- _TASK DETAILS_
Where a line in the listing below holds "classical", add it to the tally, and reply with that tally alone.
START SUPPLIED ENTRIES
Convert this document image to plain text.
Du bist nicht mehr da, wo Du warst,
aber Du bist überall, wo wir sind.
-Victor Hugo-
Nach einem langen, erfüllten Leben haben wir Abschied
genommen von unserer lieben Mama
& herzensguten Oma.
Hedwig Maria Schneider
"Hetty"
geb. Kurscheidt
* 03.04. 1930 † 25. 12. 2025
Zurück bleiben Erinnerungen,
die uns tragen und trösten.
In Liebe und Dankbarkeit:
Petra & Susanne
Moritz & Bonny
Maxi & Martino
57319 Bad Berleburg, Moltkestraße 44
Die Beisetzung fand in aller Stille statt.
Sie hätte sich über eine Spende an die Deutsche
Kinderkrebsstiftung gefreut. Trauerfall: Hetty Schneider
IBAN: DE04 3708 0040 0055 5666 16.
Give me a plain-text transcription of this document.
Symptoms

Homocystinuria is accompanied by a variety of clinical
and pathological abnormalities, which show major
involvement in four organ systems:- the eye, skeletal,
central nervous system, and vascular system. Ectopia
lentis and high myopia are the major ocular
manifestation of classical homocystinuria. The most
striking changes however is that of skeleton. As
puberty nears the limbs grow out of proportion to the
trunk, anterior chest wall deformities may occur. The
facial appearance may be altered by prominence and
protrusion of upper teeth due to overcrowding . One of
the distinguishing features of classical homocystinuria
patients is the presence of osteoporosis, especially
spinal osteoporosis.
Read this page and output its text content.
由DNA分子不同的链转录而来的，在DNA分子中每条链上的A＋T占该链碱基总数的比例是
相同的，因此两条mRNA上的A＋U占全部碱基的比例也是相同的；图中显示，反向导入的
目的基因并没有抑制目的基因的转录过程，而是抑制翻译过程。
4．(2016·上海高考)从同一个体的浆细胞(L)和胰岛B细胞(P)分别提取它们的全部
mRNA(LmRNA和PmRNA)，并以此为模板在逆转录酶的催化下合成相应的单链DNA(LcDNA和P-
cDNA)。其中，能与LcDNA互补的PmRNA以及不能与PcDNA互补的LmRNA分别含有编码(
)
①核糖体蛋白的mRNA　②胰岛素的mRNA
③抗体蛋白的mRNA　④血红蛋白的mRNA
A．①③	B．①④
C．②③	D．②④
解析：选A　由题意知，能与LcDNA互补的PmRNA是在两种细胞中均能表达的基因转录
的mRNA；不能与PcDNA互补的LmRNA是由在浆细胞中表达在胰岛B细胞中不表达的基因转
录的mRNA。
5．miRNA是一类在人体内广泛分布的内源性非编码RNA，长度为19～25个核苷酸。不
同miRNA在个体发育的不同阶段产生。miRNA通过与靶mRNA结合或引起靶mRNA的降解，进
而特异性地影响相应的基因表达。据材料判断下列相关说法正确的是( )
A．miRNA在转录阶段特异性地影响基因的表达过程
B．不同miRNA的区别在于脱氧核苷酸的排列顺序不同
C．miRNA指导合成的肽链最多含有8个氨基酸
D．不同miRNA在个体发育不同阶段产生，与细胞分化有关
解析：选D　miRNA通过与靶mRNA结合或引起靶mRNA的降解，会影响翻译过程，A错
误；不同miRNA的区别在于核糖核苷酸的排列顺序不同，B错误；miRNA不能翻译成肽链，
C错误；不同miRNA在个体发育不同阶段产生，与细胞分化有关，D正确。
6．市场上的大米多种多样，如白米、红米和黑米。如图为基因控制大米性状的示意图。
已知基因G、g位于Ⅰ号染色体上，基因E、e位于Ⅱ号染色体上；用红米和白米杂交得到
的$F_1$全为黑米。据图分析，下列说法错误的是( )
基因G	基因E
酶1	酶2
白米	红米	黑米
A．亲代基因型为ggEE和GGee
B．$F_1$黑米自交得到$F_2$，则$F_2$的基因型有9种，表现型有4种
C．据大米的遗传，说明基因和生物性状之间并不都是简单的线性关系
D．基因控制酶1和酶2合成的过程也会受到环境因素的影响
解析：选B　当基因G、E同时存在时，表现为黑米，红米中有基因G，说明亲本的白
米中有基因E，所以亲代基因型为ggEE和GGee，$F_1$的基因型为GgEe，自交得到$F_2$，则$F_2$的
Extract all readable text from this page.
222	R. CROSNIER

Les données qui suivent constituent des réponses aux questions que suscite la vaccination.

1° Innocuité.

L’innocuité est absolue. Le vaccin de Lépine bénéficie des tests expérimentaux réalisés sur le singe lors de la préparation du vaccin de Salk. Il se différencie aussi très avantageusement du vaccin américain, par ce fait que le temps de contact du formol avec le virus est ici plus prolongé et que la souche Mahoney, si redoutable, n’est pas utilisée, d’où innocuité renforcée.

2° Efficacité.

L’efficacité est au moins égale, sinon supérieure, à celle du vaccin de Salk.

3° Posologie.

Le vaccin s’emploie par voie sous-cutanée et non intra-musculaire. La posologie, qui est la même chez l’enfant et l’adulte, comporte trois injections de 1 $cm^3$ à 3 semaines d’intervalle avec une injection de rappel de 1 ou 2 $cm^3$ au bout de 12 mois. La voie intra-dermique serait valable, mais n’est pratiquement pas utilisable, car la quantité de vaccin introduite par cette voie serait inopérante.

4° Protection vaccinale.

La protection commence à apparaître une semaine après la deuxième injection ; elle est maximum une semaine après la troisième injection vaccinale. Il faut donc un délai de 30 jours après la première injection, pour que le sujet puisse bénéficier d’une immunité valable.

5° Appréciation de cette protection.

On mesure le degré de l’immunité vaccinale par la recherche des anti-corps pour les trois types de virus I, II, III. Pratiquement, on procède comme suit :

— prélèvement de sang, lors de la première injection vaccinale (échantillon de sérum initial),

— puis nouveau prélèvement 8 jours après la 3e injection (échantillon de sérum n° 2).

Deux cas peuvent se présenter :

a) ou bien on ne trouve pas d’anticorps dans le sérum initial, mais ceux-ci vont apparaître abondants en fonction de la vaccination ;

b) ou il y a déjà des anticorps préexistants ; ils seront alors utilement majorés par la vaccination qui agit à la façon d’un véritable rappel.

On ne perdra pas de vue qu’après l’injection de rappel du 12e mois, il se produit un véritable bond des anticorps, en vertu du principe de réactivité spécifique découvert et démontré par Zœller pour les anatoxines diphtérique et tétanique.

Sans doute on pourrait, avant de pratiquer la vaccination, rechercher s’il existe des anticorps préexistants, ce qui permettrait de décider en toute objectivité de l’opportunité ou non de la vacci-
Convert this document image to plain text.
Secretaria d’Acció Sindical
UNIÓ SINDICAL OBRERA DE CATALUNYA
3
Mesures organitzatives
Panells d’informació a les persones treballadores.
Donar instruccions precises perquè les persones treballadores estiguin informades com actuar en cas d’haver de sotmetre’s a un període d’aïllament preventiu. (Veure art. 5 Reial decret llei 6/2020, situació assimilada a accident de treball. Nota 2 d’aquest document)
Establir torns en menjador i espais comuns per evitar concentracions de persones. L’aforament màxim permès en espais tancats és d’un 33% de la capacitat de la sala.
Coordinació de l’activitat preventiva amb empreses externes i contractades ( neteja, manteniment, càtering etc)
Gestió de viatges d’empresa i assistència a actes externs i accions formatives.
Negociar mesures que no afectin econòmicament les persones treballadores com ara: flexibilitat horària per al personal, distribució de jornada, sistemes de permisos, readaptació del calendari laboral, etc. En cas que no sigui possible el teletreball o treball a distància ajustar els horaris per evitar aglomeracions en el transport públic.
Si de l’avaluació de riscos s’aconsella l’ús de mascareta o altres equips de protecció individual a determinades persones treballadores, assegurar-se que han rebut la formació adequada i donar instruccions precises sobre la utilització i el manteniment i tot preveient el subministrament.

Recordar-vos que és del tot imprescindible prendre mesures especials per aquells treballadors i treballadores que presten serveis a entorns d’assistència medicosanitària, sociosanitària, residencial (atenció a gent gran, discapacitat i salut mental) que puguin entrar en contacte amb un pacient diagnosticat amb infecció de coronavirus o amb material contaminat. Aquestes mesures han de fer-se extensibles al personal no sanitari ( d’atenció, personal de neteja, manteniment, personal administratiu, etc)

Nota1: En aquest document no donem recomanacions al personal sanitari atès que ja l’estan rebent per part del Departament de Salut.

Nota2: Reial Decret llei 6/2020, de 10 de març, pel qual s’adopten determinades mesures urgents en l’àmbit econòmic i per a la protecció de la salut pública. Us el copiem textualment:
END SUPPLIED ENTRIES
- _OUTPUT FOR THIS EXERCISE_
2